# start of Data provided

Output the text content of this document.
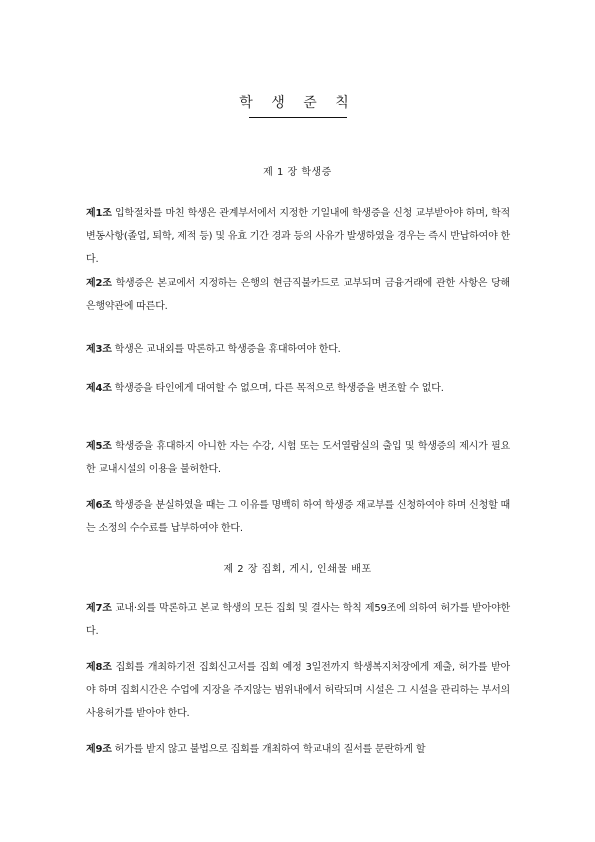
학 생 준 칙
제 1 장 학생증
제1조 입학절차를 마친 학생은 관계부서에서 지정한 기일내에 학생증을 신청 교부받아야 하며, 학적변동사항(졸업, 퇴학, 제적 등) 및 유효 기간 경과 등의 사유가 발생하였을 경우는 즉시 반납하여야 한다.
제2조 학생증은 본교에서 지정하는 은행의 현금직불카드로 교부되며 금융거래에 관한 사항은 당해 은행약관에 따른다.
제3조 학생은 교내외를 막론하고 학생증을 휴대하여야 한다.
제4조 학생증을 타인에게 대여할 수 없으며, 다른 목적으로 학생증을 변조할 수 없다.
제5조 학생증을 휴대하지 아니한 자는 수강, 시험 또는 도서열람실의 출입 및 학생증의 제시가 필요한 교내시설의 이용을 불허한다.
제6조 학생증을 분실하였을 때는 그 이유를 명백히 하여 학생증 재교부를 신청하여야 하며 신청할 때는 소정의 수수료를 납부하여야 한다.
제 2 장 집회, 게시, 인쇄물 배포
제7조 교내·외를 막론하고 본교 학생의 모든 집회 및 결사는 학칙 제59조에 의하여 허가를 받아야한다.
제8조 집회를 개최하기전 집회신고서를 집회 예정 3일전까지 학생복지처장에게 제출, 허가를 받아야 하며 집회시간은 수업에 지장을 주지않는 범위내에서 허락되며 시설은 그 시설을 관리하는 부서의 사용허가를 받아야 한다.
제9조 허가를 받지 않고 불법으로 집회를 개최하여 학교내의 질서를 문란하게 할
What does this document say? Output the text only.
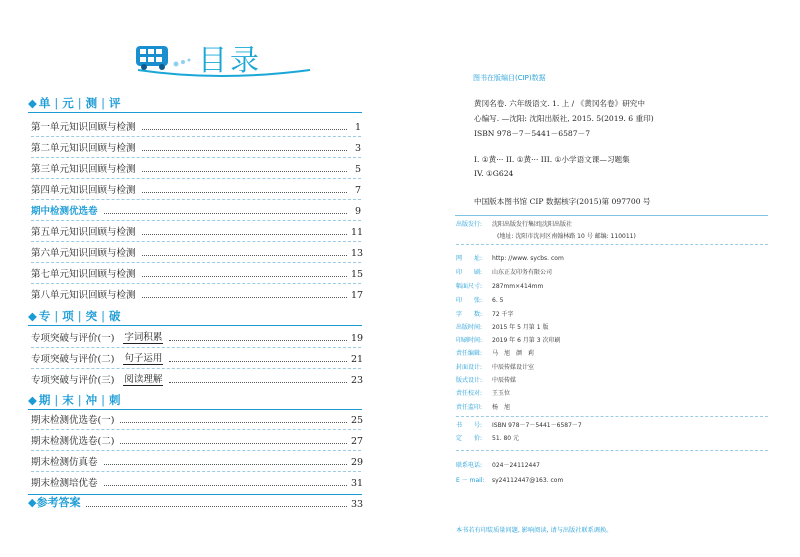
目录
◆ 单 | 元 | 测 | 评
第一单元知识回顾与检测	1
第二单元知识回顾与检测	3
第三单元知识回顾与检测	5
第四单元知识回顾与检测	7
期中检测优选卷	9
第五单元知识回顾与检测	11
第六单元知识回顾与检测	13
第七单元知识回顾与检测	15
第八单元知识回顾与检测	17
◆ 专 | 项 | 突 | 破
专项突破与评价(一) 字词积累	19
专项突破与评价(二) 句子运用	21
专项突破与评价(三) 阅读理解	23
◆ 期 | 末 | 冲 | 刺
期末检测优选卷(一)	25
期末检测优选卷(二)	27
期末检测仿真卷	29
期末检测培优卷	31
◆参考答案	33
图书在版编目(CIP)数据
黄冈名卷. 六年级语文. 1. 上 / 《黄冈名卷》研究中
心编写. —沈阳: 沈阳出版社, 2015. 5(2019. 6 重印)
ISBN 978－7－5441－6587－7
I. ①黄··· II. ①黄··· III. ①小学语文课—习题集
IV. ①G624
中国版本图书馆 CIP 数据核字(2015)第 097700 号
出版发行: 沈阳出版发行集团|沈阳出版社
(地址: 沈阳市沈河区南翰林路 10 号 邮编: 110011)
网　　址: http: //www. sycbs. com
印　　刷: 山东正友印务有限公司
幅面尺寸: 287mm×414mm
印　　张: 6. 5
字　　数: 72 千字
出版时间: 2015 年 5 月第 1 版
印刷时间: 2019 年 6 月第 3 次印刷
责任编辑: 马　旭　颜　莉
封面设计: 中辰传媒设计室
版式设计: 中辰传媒
责任校对: 王玉位
责任监印: 杨　旭
书　　号: ISBN 978－7－5441－6587－7
定　　价: 51. 80 元
联系电话: 024－24112447
E － mail: sy24112447@163. com
本书若有印装质量问题, 影响阅读, 请与出版社联系调换。
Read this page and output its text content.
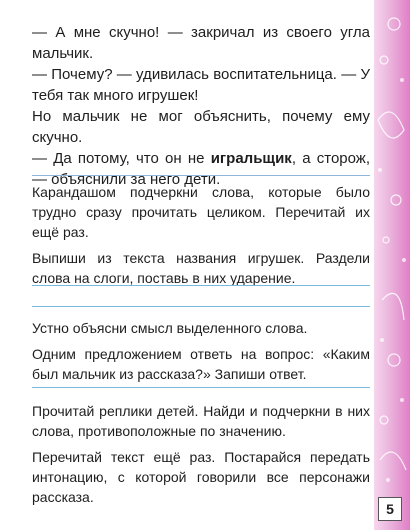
— А мне скучно! — закричал из своего угла мальчик.

— Почему? — удивилась воспитательница. — У тебя так много игрушек!

Но мальчик не мог объяснить, почему ему скучно.

— Да потому, что он не игральщик, а сторож, — объяснили за него дети.

Карандашом подчеркни слова, которые было трудно сразу прочитать целиком. Перечитай их ещё раз.

Выпиши из текста названия игрушек. Раздели слова на слоги, поставь в них ударение.

Устно объясни смысл выделенного слова.

Одним предложением ответь на вопрос: «Каким был мальчик из рассказа?» Запиши ответ.

Прочитай реплики детей. Найди и подчеркни в них слова, противоположные по значению.

Перечитай текст ещё раз. Постарайся передать интонацию, с которой говорили все персонажи рассказа.

5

# end of Data provided

Transcribe the preceding listing in its entirety and with exact wording, leaving out pictures.

Output the text content of this document.
학 생 준 칙
제 1 장 학생증
제1조 입학절차를 마친 학생은 관계부서에서 지정한 기일내에 학생증을 신청 교부받아야 하며, 학적변동사항(졸업, 퇴학, 제적 등) 및 유효 기간 경과 등의 사유가 발생하였을 경우는 즉시 반납하여야 한다.
제2조 학생증은 본교에서 지정하는 은행의 현금직불카드로 교부되며 금융거래에 관한 사항은 당해 은행약관에 따른다.
제3조 학생은 교내외를 막론하고 학생증을 휴대하여야 한다.
제4조 학생증을 타인에게 대여할 수 없으며, 다른 목적으로 학생증을 변조할 수 없다.
제5조 학생증을 휴대하지 아니한 자는 수강, 시험 또는 도서열람실의 출입 및 학생증의 제시가 필요한 교내시설의 이용을 불허한다.
제6조 학생증을 분실하였을 때는 그 이유를 명백히 하여 학생증 재교부를 신청하여야 하며 신청할 때는 소정의 수수료를 납부하여야 한다.
제 2 장 집회, 게시, 인쇄물 배포
제7조 교내·외를 막론하고 본교 학생의 모든 집회 및 결사는 학칙 제59조에 의하여 허가를 받아야한다.
제8조 집회를 개최하기전 집회신고서를 집회 예정 3일전까지 학생복지처장에게 제출, 허가를 받아야 하며 집회시간은 수업에 지장을 주지않는 범위내에서 허락되며 시설은 그 시설을 관리하는 부서의 사용허가를 받아야 한다.
제9조 허가를 받지 않고 불법으로 집회를 개최하여 학교내의 질서를 문란하게 할
What does this document say? Output the text only.
目录
◆ 单 | 元 | 测 | 评
第一单元知识回顾与检测	1
第二单元知识回顾与检测	3
第三单元知识回顾与检测	5
第四单元知识回顾与检测	7
期中检测优选卷	9
第五单元知识回顾与检测	11
第六单元知识回顾与检测	13
第七单元知识回顾与检测	15
第八单元知识回顾与检测	17
◆ 专 | 项 | 突 | 破
专项突破与评价(一) 字词积累	19
专项突破与评价(二) 句子运用	21
专项突破与评价(三) 阅读理解	23
◆ 期 | 末 | 冲 | 刺
期末检测优选卷(一)	25
期末检测优选卷(二)	27
期末检测仿真卷	29
期末检测培优卷	31
◆参考答案	33
图书在版编目(CIP)数据
黄冈名卷. 六年级语文. 1. 上 / 《黄冈名卷》研究中
心编写. —沈阳: 沈阳出版社, 2015. 5(2019. 6 重印)
ISBN 978－7－5441－6587－7
I. ①黄··· II. ①黄··· III. ①小学语文课—习题集
IV. ①G624
中国版本图书馆 CIP 数据核字(2015)第 097700 号
出版发行: 沈阳出版发行集团|沈阳出版社
(地址: 沈阳市沈河区南翰林路 10 号 邮编: 110011)
网　　址: http: //www. sycbs. com
印　　刷: 山东正友印务有限公司
幅面尺寸: 287mm×414mm
印　　张: 6. 5
字　　数: 72 千字
出版时间: 2015 年 5 月第 1 版
印刷时间: 2019 年 6 月第 3 次印刷
责任编辑: 马　旭　颜　莉
封面设计: 中辰传媒设计室
版式设计: 中辰传媒
责任校对: 王玉位
责任监印: 杨　旭
书　　号: ISBN 978－7－5441－6587－7
定　　价: 51. 80 元
联系电话: 024－24112447
E － mail: sy24112447@163. com
本书若有印装质量问题, 影响阅读, 请与出版社联系调换。
Read this page and output its text content.
— А мне скучно! — закричал из своего угла мальчик.

— Почему? — удивилась воспитательница. — У тебя так много игрушек!

Но мальчик не мог объяснить, почему ему скучно.

— Да потому, что он не игральщик, а сторож, — объяснили за него дети.

Карандашом подчеркни слова, которые было трудно сразу прочитать целиком. Перечитай их ещё раз.

Выпиши из текста названия игрушек. Раздели слова на слоги, поставь в них ударение.

Устно объясни смысл выделенного слова.

Одним предложением ответь на вопрос: «Каким был мальчик из рассказа?» Запиши ответ.

Прочитай реплики детей. Найди и подчеркни в них слова, противоположные по значению.

Перечитай текст ещё раз. Постарайся передать интонацию, с которой говорили все персонажи рассказа.

5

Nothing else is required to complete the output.